— BEGIN —

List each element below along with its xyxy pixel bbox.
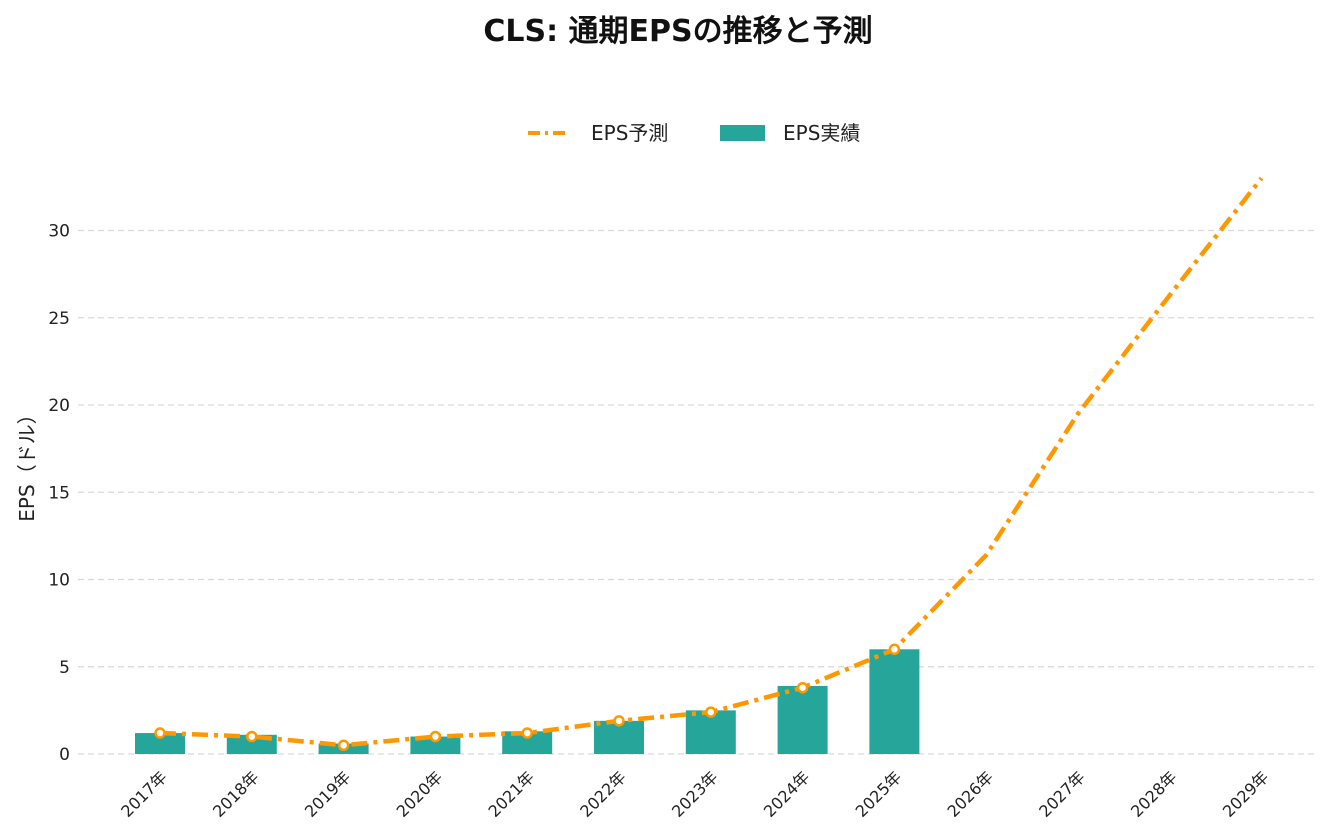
forecast-point-2025年: [888, 643, 901, 656]
y-tick-label-5: 5: [59, 658, 70, 678]
y-tick-label-25: 25: [48, 309, 70, 329]
y-tick-label-30: 30: [48, 222, 70, 242]
forecast-line: [154, 176, 1264, 752]
x-tick-label-2021年: 2021年: [484, 767, 538, 821]
legend-label-actual: EPS実績: [783, 121, 860, 145]
y-tick-label-10: 10: [48, 571, 70, 591]
forecast-point-2023年: [705, 706, 717, 718]
bar-2021年: [502, 731, 553, 754]
forecast-point-2021年: [521, 727, 533, 739]
forecast-point-2017年: [154, 727, 166, 739]
x-tick-label-2020年: 2020年: [393, 767, 447, 821]
y-axis-ticks: 0 5 10 15 20 25 30: [48, 222, 70, 766]
y-tick-label-0: 0: [59, 745, 70, 765]
x-tick-label-2019年: 2019年: [301, 767, 355, 821]
forecast-point-2019年: [337, 739, 350, 752]
legend-bar-marker: [720, 125, 765, 141]
x-tick-label-2027年: 2027年: [1035, 767, 1089, 821]
forecast-line-path: [159, 176, 1264, 748]
x-tick-label-2024年: 2024年: [760, 767, 814, 821]
gridlines: [78, 229, 1318, 755]
x-tick-label-2029年: 2029年: [1219, 767, 1273, 821]
bar-2017年: [135, 733, 185, 754]
x-tick-label-2025年: 2025年: [852, 767, 906, 821]
bar-2024年: [777, 685, 828, 754]
x-tick-label-2017年: 2017年: [117, 767, 171, 821]
x-axis-ticks: 2017年 2018年 2019年 2020年 2021年 2022年 2023年 2024年…: [117, 767, 1272, 821]
y-tick-label-15: 15: [48, 483, 70, 503]
y-axis-label: EPS（ドル）: [15, 404, 39, 521]
x-tick-label-2026年: 2026年: [943, 767, 997, 821]
forecast-point-2024年: [796, 681, 809, 694]
legend: EPS予測 EPS実績: [528, 121, 860, 145]
y-tick-label-20: 20: [48, 396, 70, 416]
forecast-point-2018年: [246, 730, 258, 743]
chart-title: CLS: 通期EPSの推移と予測: [483, 14, 872, 49]
forecast-point-2022年: [613, 715, 625, 727]
legend-label-forecast: EPS予測: [591, 121, 668, 145]
x-tick-label-2022年: 2022年: [576, 767, 630, 821]
x-tick-label-2023年: 2023年: [668, 767, 722, 821]
x-tick-label-2018年: 2018年: [209, 767, 263, 821]
forecast-point-2020年: [429, 730, 442, 743]
bar-2020年: [410, 736, 461, 754]
x-tick-label-2028年: 2028年: [1127, 767, 1181, 821]
bar-2025年: [869, 649, 920, 754]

— END —

#### Stated task:
Could you copy every line of the data above verbatim, omitting any pictures from your answer?

#### Output for this task:
List each element below along with its xyxy pixel bbox.
forecast-point-2025年: [888, 643, 901, 656]
y-tick-label-5: 5: [59, 658, 70, 678]
y-tick-label-25: 25: [48, 309, 70, 329]
y-tick-label-30: 30: [48, 222, 70, 242]
forecast-line: [154, 176, 1264, 752]
x-tick-label-2021年: 2021年: [484, 767, 538, 821]
legend-label-actual: EPS実績: [783, 121, 860, 145]
y-tick-label-10: 10: [48, 571, 70, 591]
forecast-point-2023年: [705, 706, 717, 718]
bar-2021年: [502, 731, 553, 754]
forecast-point-2021年: [521, 727, 533, 739]
forecast-point-2017年: [154, 727, 166, 739]
x-tick-label-2020年: 2020年: [393, 767, 447, 821]
y-axis-ticks: 0 5 10 15 20 25 30: [48, 222, 70, 766]
y-tick-label-0: 0: [59, 745, 70, 765]
x-tick-label-2019年: 2019年: [301, 767, 355, 821]
forecast-point-2019年: [337, 739, 350, 752]
legend-bar-marker: [720, 125, 765, 141]
x-tick-label-2027年: 2027年: [1035, 767, 1089, 821]
forecast-line-path: [159, 176, 1264, 748]
x-tick-label-2024年: 2024年: [760, 767, 814, 821]
gridlines: [78, 229, 1318, 755]
x-tick-label-2029年: 2029年: [1219, 767, 1273, 821]
bar-2017年: [135, 733, 185, 754]
x-tick-label-2025年: 2025年: [852, 767, 906, 821]
bar-2024年: [777, 685, 828, 754]
x-tick-label-2017年: 2017年: [117, 767, 171, 821]
x-axis-ticks: 2017年 2018年 2019年 2020年 2021年 2022年 2023年 2024年…: [117, 767, 1272, 821]
y-tick-label-15: 15: [48, 483, 70, 503]
y-axis-label: EPS（ドル）: [15, 404, 39, 521]
x-tick-label-2026年: 2026年: [943, 767, 997, 821]
forecast-point-2024年: [796, 681, 809, 694]
legend: EPS予測 EPS実績: [528, 121, 860, 145]
y-tick-label-20: 20: [48, 396, 70, 416]
forecast-point-2018年: [246, 730, 258, 743]
chart-title: CLS: 通期EPSの推移と予測: [483, 14, 872, 49]
forecast-point-2022年: [613, 715, 625, 727]
legend-label-forecast: EPS予測: [591, 121, 668, 145]
x-tick-label-2022年: 2022年: [576, 767, 630, 821]
x-tick-label-2023年: 2023年: [668, 767, 722, 821]
x-tick-label-2018年: 2018年: [209, 767, 263, 821]
forecast-point-2020年: [429, 730, 442, 743]
bar-2020年: [410, 736, 461, 754]
x-tick-label-2028年: 2028年: [1127, 767, 1181, 821]
bar-2025年: [869, 649, 920, 754]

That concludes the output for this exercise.